— Angaben zur Position von Elementen —

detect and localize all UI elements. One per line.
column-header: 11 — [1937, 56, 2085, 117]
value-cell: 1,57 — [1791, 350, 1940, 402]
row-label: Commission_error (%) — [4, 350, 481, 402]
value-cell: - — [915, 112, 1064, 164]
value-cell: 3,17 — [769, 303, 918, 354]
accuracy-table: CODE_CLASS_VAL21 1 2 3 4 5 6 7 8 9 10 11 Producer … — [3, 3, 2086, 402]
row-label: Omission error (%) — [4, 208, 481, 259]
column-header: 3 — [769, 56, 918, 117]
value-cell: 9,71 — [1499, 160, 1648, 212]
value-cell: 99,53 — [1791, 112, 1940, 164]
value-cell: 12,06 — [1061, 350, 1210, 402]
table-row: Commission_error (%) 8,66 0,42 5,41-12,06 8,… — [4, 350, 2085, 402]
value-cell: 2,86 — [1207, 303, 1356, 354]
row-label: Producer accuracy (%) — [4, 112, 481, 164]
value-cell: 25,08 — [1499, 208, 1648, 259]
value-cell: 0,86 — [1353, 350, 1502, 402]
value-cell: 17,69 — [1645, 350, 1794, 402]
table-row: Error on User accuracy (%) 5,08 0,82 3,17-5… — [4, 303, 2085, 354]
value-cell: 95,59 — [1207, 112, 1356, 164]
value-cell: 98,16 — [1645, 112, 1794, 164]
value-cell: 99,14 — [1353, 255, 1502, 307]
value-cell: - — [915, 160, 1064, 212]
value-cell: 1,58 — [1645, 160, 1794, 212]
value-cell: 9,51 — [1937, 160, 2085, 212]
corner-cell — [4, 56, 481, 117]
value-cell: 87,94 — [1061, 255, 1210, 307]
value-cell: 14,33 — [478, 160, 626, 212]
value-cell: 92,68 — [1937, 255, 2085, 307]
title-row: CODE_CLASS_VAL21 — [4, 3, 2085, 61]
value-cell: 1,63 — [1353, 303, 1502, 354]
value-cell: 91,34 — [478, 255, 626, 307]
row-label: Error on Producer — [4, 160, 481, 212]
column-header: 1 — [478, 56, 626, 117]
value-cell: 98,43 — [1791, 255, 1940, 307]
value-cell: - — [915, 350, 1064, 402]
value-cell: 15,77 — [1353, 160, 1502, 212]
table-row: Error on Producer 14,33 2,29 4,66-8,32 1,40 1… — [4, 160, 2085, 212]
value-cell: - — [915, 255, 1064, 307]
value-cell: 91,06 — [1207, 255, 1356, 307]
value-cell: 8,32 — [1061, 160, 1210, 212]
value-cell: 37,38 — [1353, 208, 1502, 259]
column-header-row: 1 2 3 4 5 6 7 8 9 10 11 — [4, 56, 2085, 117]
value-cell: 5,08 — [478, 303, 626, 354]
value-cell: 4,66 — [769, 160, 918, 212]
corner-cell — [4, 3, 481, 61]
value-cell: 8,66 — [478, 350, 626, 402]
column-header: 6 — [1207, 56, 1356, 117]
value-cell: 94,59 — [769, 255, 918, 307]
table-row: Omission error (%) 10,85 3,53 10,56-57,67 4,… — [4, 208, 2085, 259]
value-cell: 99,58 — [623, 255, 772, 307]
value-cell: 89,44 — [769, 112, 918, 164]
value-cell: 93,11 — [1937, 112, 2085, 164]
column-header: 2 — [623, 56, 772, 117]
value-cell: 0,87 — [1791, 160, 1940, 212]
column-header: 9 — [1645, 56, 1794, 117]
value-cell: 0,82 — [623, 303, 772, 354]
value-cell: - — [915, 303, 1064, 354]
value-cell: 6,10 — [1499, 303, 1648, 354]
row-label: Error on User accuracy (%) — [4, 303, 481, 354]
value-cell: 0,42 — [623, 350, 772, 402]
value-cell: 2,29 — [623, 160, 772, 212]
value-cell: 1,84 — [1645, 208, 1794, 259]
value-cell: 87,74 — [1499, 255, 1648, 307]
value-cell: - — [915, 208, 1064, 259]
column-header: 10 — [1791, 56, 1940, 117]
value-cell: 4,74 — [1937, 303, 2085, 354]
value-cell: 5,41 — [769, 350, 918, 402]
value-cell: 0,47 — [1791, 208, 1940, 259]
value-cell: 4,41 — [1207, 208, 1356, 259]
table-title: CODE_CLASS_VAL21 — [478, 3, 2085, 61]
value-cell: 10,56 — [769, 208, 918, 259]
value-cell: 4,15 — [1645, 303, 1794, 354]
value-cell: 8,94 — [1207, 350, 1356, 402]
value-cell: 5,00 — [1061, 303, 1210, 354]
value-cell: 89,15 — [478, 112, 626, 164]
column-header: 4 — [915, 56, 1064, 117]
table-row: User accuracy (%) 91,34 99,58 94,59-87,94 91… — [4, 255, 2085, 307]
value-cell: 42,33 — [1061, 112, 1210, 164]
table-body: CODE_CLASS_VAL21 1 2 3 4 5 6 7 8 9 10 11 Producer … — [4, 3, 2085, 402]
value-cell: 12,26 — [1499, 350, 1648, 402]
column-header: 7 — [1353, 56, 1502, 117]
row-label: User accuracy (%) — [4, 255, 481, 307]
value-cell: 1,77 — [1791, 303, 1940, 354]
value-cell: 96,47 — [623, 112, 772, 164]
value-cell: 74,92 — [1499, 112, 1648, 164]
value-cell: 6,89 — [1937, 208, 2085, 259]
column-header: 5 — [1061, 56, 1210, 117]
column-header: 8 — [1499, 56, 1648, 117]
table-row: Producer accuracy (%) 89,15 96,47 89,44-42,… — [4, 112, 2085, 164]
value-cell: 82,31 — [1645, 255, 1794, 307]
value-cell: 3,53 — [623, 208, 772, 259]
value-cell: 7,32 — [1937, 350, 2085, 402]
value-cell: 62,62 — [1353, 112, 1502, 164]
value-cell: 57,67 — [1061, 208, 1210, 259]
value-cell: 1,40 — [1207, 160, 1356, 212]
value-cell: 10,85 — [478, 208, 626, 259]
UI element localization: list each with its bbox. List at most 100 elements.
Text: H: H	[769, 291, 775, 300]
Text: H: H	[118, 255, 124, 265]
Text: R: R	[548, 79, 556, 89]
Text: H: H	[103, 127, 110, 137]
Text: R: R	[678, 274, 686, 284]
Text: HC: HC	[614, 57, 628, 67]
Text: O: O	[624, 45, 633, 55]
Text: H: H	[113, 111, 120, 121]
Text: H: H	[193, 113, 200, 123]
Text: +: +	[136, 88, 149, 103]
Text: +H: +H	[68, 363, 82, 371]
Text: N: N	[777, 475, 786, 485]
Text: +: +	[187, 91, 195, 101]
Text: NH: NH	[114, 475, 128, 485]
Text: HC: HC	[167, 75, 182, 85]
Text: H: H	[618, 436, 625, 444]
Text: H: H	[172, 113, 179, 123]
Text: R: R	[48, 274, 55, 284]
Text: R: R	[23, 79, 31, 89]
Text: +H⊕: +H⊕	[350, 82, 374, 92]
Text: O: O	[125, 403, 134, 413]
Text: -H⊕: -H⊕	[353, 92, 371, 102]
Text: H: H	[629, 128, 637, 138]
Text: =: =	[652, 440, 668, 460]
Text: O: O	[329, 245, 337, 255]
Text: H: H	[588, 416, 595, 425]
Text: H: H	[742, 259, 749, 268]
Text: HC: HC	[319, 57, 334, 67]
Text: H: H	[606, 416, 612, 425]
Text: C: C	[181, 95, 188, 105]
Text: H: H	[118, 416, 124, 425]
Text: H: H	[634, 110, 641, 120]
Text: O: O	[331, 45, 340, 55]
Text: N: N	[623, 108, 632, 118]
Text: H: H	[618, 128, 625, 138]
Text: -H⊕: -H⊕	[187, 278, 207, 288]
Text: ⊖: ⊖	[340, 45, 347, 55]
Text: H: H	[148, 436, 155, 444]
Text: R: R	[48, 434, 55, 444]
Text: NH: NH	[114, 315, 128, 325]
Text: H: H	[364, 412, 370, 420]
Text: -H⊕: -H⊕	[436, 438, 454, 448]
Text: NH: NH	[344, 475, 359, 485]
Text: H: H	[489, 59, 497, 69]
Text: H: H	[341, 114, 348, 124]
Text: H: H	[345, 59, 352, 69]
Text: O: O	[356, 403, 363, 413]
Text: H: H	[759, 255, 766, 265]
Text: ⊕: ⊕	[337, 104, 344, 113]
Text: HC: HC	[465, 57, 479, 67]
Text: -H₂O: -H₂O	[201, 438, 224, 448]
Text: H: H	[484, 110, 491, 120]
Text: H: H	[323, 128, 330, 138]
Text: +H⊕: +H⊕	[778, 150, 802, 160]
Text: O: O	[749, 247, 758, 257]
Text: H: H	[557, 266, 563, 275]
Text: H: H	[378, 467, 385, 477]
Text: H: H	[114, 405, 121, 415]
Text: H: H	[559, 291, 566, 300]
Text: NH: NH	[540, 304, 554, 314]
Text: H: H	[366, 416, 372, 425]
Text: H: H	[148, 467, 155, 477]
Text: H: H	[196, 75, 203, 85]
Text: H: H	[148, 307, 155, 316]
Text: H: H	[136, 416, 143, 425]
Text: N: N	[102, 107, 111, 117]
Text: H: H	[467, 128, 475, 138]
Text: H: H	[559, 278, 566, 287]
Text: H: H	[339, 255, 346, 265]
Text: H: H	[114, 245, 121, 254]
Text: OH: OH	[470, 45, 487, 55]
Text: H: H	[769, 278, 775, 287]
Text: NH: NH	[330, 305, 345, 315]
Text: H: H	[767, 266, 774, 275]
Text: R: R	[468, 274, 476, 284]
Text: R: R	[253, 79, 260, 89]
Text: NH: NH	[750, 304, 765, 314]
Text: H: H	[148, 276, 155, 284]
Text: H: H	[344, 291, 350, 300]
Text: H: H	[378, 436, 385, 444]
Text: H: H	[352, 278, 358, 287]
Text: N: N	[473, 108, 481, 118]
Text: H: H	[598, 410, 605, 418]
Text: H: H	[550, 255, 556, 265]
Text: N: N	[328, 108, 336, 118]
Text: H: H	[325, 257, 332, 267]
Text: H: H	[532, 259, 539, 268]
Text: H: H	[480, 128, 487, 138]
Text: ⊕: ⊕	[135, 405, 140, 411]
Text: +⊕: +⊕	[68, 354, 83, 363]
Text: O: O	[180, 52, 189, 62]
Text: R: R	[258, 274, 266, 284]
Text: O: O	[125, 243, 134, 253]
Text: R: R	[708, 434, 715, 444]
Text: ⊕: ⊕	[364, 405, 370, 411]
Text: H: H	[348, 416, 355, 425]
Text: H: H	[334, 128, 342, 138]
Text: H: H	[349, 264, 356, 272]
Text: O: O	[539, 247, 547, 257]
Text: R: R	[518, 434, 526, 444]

— Aufgabenstellung —
Schreiben Sie die Einträge ab der ersten Zeile Wort für Wort ab und hören Sie nach der Zeile auf, die „value-cell: 3,17 — [769, 303, 918, 354]“ enthält.

— Ergebnis der Aufgabe —
detect and localize all UI elements. One per line.
column-header: 11 — [1937, 56, 2085, 117]
value-cell: 1,57 — [1791, 350, 1940, 402]
row-label: Commission_error (%) — [4, 350, 481, 402]
value-cell: - — [915, 112, 1064, 164]
value-cell: 3,17 — [769, 303, 918, 354]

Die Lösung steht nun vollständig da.